> DOCUMENT SEGMENT

>>>

Additionally, Jordan Poole plays Jacob, Mika Amonsen plays Lonnie, Shailyn Griffin plays Amy, Amanda Barker plays Lizzie, Chris Sandiford plays Doug, and Lynne Griffin plays Grandma. Adam MacDonald provides the voice of John Carver.

==Production==
After director Eli Roth created the fake movie trailer, Thanksgiving, for the film Grindhouse (2007), plans for a feature-length adaptation began. In 2010, Roth told CinemaBlend that he was writing the script with Jeff Rendell and that he hoped to complete it once he was done with press for The Last Exorcism (2010). By August 2012, Jon Watts and Christopher D. Ford were set to write the screenplay with Roth and Rendell after they finished writing the Roth-produced Clown (2014). In June 2016, Roth revealed on Reddit that the script still needed work in order for the film to live up to the trailer.

In January 2023, Deadline Hollywood reported that Spyglass Media Group, which owns The Weinstein Company library, was producing the film. Roth would depart from Borderlands (2024), passing additional photography off to Tim Miller, in order to direct the film. The following month, Patrick Dempsey and Addison Rae joined the cast. Also cast were Jalen Thomas Brooks, Nell Verlaque, and Milo Manheim. In March 2023, Rick Hoffman, Gina Gershon, Tim Dillon, Gabriel Davenport, Tomaso Sanelli, and Jenna Warren joined the cast. Principal photography took place in Toronto and Hamilton, Ontario, from March 13 to May 5, 2023.

==Release==
In March 2023, TriStar Pictures acquired the rights to the film. Thanksgiving was released in the United States on November 17, 2023. The film was released in India as Bloody Thanksgiving. It was released on digital platforms on December 19, 2023, followed by a Blu-ray and DVD release on January 30, 2024. The film began streaming on Netflix on February 17, 2024.

==Reception==
=== Box office ===
Thanksgiving grossed $31.9 million in the United States and Canada, and $14.6 million in other territories, for a worldwide total of $46.6 million.

<<<

> ACTIVITY LIST
a – Revise the Thanksgiving film article from "Additionally, Jordan Poole" up to and including "to the trailer.", replacing "script" with "screenplay".
b – Write what comes next in the Thanksgiving film article, beginning after its final sentence.

> GIVEN INFORMATION
>>>

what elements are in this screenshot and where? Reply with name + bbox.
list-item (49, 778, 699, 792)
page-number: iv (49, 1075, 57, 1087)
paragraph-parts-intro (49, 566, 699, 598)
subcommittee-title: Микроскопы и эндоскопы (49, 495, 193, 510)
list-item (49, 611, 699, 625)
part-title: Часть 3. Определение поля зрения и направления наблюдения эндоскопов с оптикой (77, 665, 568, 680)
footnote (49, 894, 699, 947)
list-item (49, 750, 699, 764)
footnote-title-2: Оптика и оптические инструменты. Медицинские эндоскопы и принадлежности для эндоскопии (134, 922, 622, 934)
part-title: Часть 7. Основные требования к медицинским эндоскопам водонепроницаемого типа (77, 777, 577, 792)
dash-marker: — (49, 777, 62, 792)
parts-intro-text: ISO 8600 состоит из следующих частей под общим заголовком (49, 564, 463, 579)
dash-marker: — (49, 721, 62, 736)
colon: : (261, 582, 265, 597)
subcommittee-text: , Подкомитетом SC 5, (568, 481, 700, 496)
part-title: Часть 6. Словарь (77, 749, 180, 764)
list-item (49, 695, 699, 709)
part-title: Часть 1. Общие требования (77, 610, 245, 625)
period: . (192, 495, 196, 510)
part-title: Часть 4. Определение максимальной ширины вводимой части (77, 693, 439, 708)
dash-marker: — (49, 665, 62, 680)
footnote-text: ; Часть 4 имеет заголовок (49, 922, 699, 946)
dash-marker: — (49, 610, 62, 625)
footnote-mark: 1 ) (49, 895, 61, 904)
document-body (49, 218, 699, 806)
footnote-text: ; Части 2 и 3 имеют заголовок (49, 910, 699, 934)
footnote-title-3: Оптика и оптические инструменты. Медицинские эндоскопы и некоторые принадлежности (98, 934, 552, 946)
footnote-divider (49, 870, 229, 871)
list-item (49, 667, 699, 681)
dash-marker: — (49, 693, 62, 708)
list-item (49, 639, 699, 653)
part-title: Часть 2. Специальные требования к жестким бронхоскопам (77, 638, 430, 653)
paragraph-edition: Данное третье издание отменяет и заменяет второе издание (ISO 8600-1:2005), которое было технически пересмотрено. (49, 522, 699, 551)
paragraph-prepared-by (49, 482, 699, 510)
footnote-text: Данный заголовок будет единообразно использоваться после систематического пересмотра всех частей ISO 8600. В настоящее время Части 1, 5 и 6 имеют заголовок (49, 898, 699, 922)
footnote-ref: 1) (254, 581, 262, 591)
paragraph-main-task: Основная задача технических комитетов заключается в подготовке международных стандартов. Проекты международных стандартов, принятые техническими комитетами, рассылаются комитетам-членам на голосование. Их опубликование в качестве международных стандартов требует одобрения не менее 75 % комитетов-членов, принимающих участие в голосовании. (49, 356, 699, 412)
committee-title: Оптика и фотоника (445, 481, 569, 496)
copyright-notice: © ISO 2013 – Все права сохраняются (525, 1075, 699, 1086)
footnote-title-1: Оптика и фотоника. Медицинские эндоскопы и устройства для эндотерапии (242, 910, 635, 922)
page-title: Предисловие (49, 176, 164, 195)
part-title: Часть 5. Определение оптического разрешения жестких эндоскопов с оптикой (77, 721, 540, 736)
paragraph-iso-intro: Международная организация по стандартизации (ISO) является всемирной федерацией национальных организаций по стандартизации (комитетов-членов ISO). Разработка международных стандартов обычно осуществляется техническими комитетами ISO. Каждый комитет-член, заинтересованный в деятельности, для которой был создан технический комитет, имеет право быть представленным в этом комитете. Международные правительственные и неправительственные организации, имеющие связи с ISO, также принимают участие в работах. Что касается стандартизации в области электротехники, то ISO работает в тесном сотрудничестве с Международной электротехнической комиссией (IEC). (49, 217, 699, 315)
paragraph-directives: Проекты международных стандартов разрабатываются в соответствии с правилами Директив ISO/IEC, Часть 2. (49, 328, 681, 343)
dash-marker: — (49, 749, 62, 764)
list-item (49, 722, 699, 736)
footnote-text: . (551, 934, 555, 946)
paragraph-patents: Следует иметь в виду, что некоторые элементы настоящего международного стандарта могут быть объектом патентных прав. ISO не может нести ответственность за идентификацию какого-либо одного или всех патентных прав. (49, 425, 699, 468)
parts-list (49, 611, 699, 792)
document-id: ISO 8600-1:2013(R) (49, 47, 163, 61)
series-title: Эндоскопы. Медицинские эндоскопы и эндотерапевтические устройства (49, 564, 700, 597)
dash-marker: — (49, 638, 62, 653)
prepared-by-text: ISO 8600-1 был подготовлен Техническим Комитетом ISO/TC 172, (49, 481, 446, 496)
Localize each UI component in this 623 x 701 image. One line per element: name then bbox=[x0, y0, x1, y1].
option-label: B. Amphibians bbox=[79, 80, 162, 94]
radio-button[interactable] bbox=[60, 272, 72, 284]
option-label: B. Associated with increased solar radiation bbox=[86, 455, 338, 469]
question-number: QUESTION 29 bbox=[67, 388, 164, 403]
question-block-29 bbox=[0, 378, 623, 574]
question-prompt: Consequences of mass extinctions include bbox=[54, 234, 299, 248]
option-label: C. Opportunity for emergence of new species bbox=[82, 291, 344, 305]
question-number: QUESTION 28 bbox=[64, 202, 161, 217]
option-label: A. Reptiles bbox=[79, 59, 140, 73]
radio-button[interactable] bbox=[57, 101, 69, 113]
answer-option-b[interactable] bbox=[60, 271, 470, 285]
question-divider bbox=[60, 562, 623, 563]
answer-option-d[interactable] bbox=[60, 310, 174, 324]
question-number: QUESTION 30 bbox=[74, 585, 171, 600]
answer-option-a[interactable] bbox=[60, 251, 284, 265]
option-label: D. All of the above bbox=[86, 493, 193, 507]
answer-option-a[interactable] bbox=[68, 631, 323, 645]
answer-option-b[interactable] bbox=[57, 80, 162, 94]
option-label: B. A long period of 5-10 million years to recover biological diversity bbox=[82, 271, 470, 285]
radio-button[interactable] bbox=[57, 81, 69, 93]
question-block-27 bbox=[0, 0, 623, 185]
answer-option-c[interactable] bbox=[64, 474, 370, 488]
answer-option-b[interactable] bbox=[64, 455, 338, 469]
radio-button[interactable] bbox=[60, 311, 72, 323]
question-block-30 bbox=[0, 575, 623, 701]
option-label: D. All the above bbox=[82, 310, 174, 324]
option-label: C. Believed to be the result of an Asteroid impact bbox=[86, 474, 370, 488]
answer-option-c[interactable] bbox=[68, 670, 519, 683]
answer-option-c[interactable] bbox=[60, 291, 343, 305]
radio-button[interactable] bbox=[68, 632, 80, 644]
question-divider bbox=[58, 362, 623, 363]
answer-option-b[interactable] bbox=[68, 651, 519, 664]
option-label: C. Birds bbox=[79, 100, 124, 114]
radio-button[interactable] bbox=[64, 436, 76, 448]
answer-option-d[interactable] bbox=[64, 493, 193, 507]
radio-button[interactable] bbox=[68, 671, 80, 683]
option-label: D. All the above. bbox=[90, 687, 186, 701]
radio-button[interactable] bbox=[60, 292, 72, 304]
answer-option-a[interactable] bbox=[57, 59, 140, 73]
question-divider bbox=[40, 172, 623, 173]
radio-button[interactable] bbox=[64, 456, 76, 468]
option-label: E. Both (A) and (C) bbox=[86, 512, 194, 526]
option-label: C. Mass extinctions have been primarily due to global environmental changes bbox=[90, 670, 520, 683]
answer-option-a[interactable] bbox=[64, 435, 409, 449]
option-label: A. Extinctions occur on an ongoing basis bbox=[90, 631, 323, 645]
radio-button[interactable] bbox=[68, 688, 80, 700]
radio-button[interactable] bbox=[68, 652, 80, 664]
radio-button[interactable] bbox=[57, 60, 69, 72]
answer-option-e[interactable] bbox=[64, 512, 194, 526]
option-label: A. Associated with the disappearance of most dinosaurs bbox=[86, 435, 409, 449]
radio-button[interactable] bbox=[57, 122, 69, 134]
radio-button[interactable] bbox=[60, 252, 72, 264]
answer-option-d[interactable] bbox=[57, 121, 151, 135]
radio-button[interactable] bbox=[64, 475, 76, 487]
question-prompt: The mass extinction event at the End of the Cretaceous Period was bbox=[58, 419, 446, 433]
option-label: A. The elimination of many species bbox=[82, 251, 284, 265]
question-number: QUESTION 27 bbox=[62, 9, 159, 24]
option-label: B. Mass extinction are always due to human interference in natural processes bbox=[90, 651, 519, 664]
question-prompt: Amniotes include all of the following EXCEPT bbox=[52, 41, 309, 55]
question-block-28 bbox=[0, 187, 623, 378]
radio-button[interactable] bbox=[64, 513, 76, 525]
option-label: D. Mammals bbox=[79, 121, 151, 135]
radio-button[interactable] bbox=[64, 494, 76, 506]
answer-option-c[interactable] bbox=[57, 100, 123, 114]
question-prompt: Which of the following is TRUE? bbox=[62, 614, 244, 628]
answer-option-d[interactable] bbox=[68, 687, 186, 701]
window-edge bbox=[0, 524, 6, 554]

<<<

> YOUR WRITTEN ANSWERS
a –
Additionally, Jordan Poole plays Jacob, Mika Amonsen plays Lonnie, Shailyn Griffin plays Amy, Amanda Barker plays Lizzie, Chris Sandiford plays Doug, and Lynne Griffin plays Grandma. Adam MacDonald provides the voice of John Carver.

==Production==
After director Eli Roth created the fake movie trailer, Thanksgiving, for the film Grindhouse (2007), plans for a feature-length adaptation began. In 2010, Roth told CinemaBlend that he was writing the screenplay with Jeff Rendell and that he hoped to complete it once he was done with press for The Last Exorcism (2010). By August 2012, Jon Watts and Christopher D. Ford were set to write the screenplay with Roth and Rendell after they finished writing the Roth-produced Clown (2014). In June 2016, Roth revealed on Reddit that the screenplay still needed work in order for the film to live up to the trailer.

b –
In the United States and Canada, Thanksgiving was released alongside Next Goal Wins, Trolls Band Together, and The Hunger Games: The Ballad of Songbirds & Snakes, and was projected to gross $12–15 million from 3,204 theaters in its opening weekend. The film made $3.8 million on its first day, including $1 million from Thursday night previews. It went on to debut to $10.4 million, finishing fourth at the box office. The film made $7.2 million in its second weekend (a drop of 31%), finishing in fifth. It then made $2.6 million in its third weekend. The film was re-released in 511 theaters in the United States on the last weekend of January 2024.

=== Critical response ===
 Metacritic, which uses a weighted average, assigned the film a score of 63 out of 100, based on 34 critics, indicating "generally favorable" reviews. Audiences polled by CinemaScore gave the film an average grade of "B−" on an A+ to F scale, while those polled by PostTrak gave it a 73% overall positive score.

Owen Gleiberman of Variety wrote "Thanksgiving follows the rules of the slasher genre, but it's got a more charged and entertainingly hyperbolic atmosphere than these movies used to have". Frank Scheck ended his positive review saying, "There are times you can feel Thanksgiving straining too mightily for a cult status it's not likely to achieve. But it seems a safe bet the film will be trotted out like a turkey on cable channels and streaming services for many Thanksgivings to come". The San Francisco Chronicles G. Allen Johnson gave the film a score of one out of four and wrote, "Thanksgiving could have been a great horror movie. Instead, it's one of those where if you've seen the trailer, you've seen the film".

== Sequel ==
In November 2023, Roth announced on his Instagram page that a sequel, Thanksgiving 2, had been greenlit for a 2025 release. Two months later, Verlaque and Hoffman said that they believed they would return for a sequel. In August 2024, Roth stated he and co-writer Jeff Rendell were "about to hand" the final script to the studio, and that Rae was expected to return as Gaby. However, in January 2026, Roth said production of the sequel was postponed due to Rae and Manheim's respective commitments to other projects.